Excerpt from a dataset
>> BEGIN

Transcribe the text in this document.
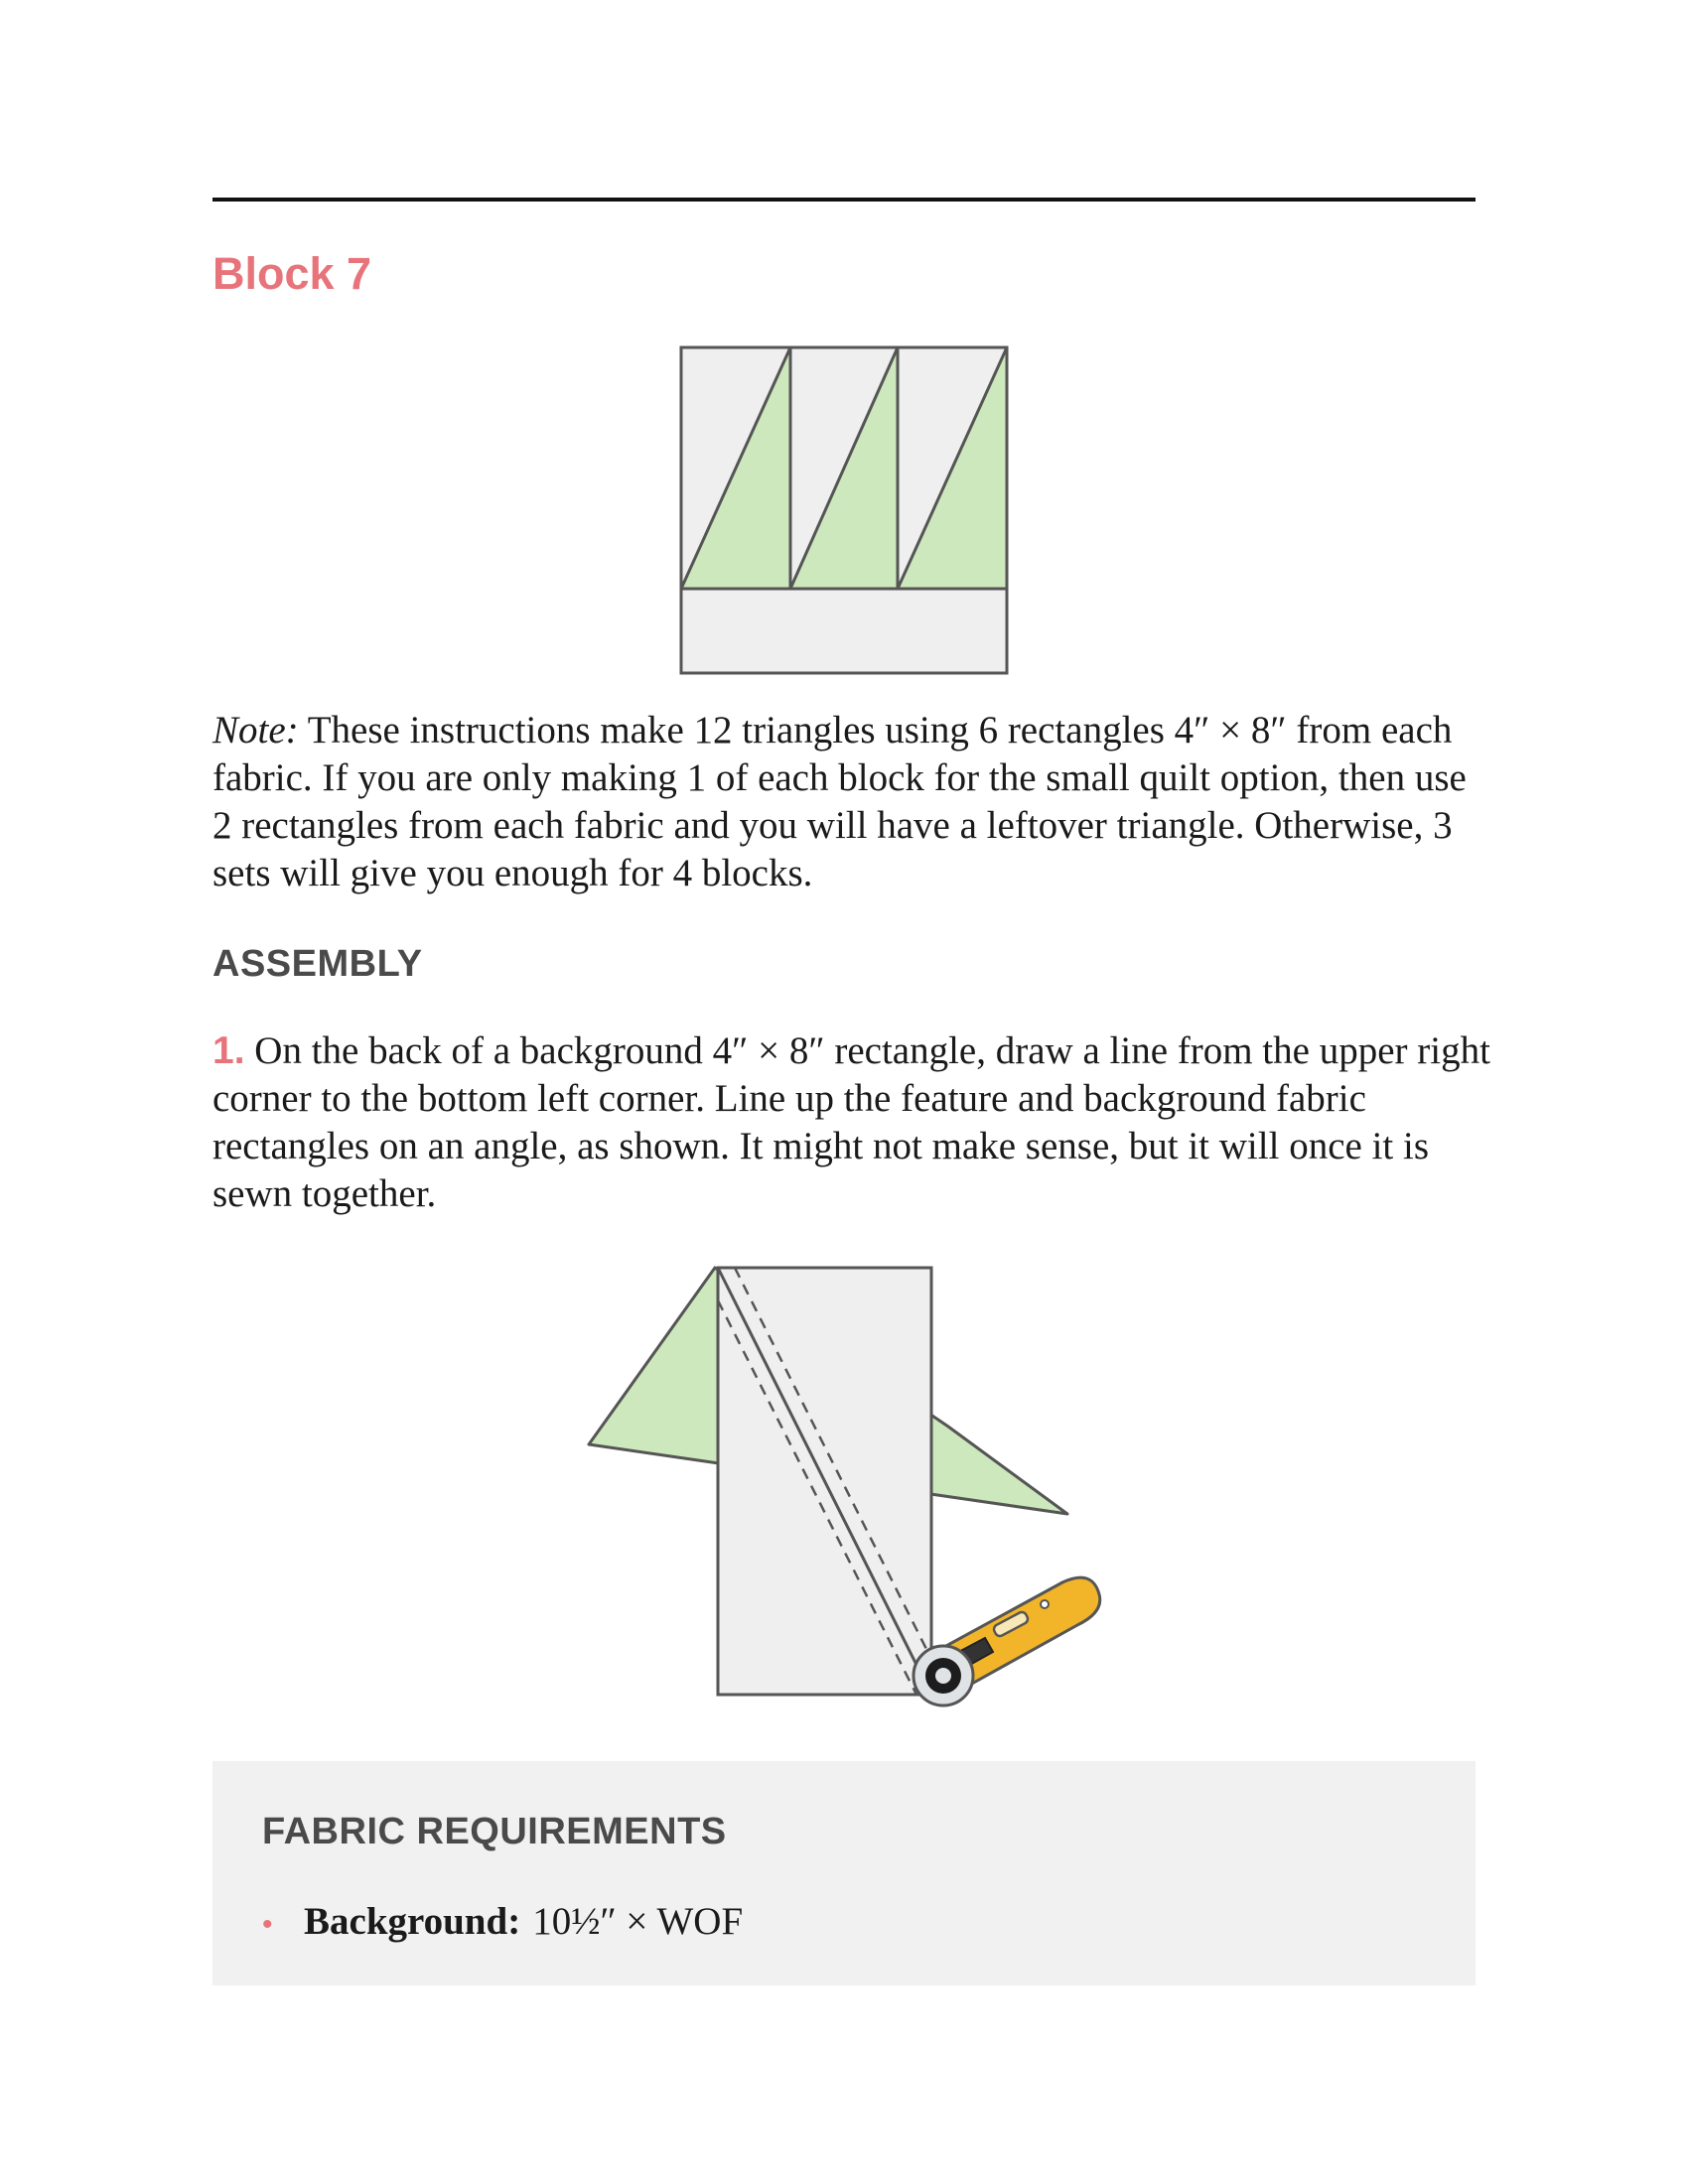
Block 7

Note: These instructions make 12 triangles using 6 rectangles 4″ × 8″ from each fabric. If you are only making 1 of each block for the small quilt option, then use 2 rectangles from each fabric and you will have a leftover triangle. Otherwise, 3 sets will give you enough for 4 blocks.

ASSEMBLY

1. On the back of a background 4″ × 8″ rectangle, draw a line from the upper right corner to the bottom left corner. Line up the feature and background fabric rectangles on an angle, as shown. It might not make sense, but it will once it is sewn together.

FABRIC REQUIREMENTS
• Background: 10½″ × WOF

>> END

◆ Task to carry out: Using the records above, output their complete text exactly, minus any images.

◆ Response to this task:
Transcribe the text in this document.
Block 7

Note: These instructions make 12 triangles using 6 rectangles 4″ × 8″ from each fabric. If you are only making 1 of each block for the small quilt option, then use 2 rectangles from each fabric and you will have a leftover triangle. Otherwise, 3 sets will give you enough for 4 blocks.

ASSEMBLY

1. On the back of a background 4″ × 8″ rectangle, draw a line from the upper right corner to the bottom left corner. Line up the feature and background fabric rectangles on an angle, as shown. It might not make sense, but it will once it is sewn together.

FABRIC REQUIREMENTS
• Background: 10½″ × WOF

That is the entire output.